### TASK TO COMPLETE
Repeat each entry exactly and drop the pictures.

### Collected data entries
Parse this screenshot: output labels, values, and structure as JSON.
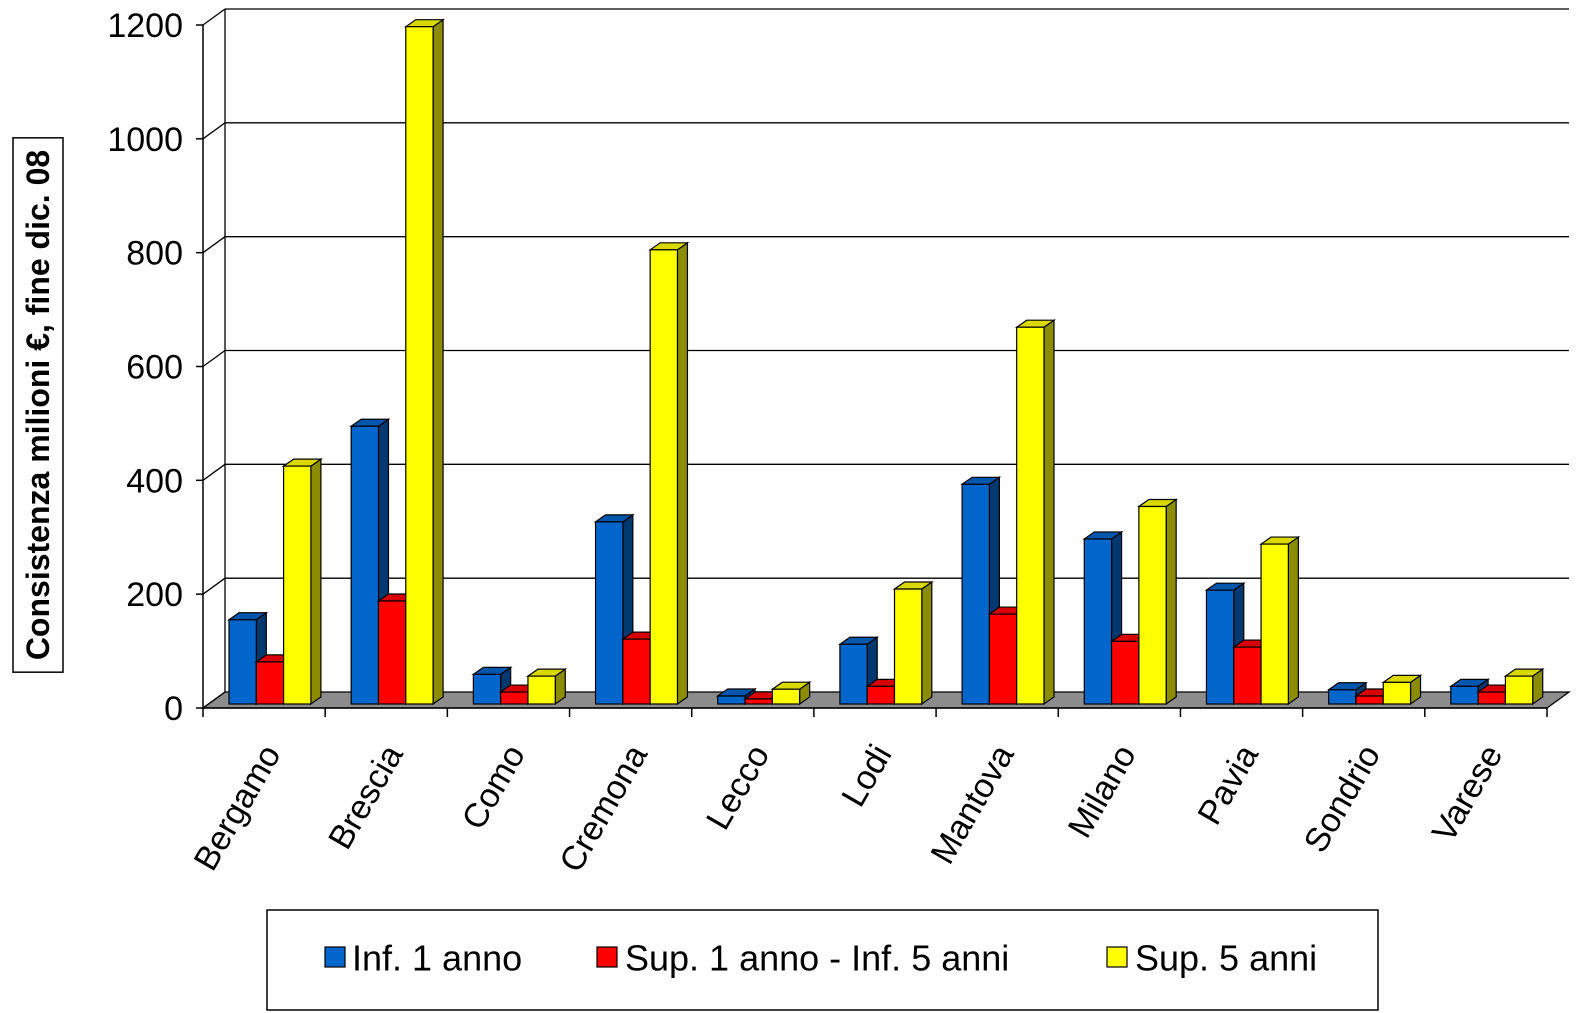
{
  "chart_data": {
    "type": "bar",
    "projection": "3d",
    "categories": [
      "Bergamo",
      "Brescia",
      "Como",
      "Cremona",
      "Lecco",
      "Lodi",
      "Mantova",
      "Milano",
      "Pavia",
      "Sondrio",
      "Varese"
    ],
    "series": [
      {
        "name": "Inf. 1 anno",
        "color": "#0066CC",
        "values": [
          148,
          488,
          52,
          320,
          14,
          105,
          386,
          290,
          200,
          25,
          31
        ]
      },
      {
        "name": "Sup. 1 anno - Inf. 5 anni",
        "color": "#FF0000",
        "values": [
          74,
          181,
          21,
          114,
          9,
          31,
          158,
          110,
          100,
          14,
          21
        ]
      },
      {
        "name": "Sup. 5 anni",
        "color": "#FFFF00",
        "values": [
          418,
          1190,
          49,
          798,
          26,
          202,
          662,
          347,
          281,
          38,
          49
        ]
      }
    ],
    "ylabel": "Consistenza milioni €, fine dic. 08",
    "ylim": [
      0,
      1200
    ],
    "yticks": [
      0,
      200,
      400,
      600,
      800,
      1000,
      1200
    ],
    "grid": true,
    "legend": "bottom"
  }
}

### THE ANSWER
Parse this screenshot: output labels, values, and structure as JSON.
{
  "chart_data": {
    "type": "bar",
    "projection": "3d",
    "categories": [
      "Bergamo",
      "Brescia",
      "Como",
      "Cremona",
      "Lecco",
      "Lodi",
      "Mantova",
      "Milano",
      "Pavia",
      "Sondrio",
      "Varese"
    ],
    "series": [
      {
        "name": "Inf. 1 anno",
        "color": "#0066CC",
        "values": [
          148,
          488,
          52,
          320,
          14,
          105,
          386,
          290,
          200,
          25,
          31
        ]
      },
      {
        "name": "Sup. 1 anno - Inf. 5 anni",
        "color": "#FF0000",
        "values": [
          74,
          181,
          21,
          114,
          9,
          31,
          158,
          110,
          100,
          14,
          21
        ]
      },
      {
        "name": "Sup. 5 anni",
        "color": "#FFFF00",
        "values": [
          418,
          1190,
          49,
          798,
          26,
          202,
          662,
          347,
          281,
          38,
          49
        ]
      }
    ],
    "ylabel": "Consistenza milioni €, fine dic. 08",
    "ylim": [
      0,
      1200
    ],
    "yticks": [
      0,
      200,
      400,
      600,
      800,
      1000,
      1200
    ],
    "grid": true,
    "legend": "bottom"
  }
}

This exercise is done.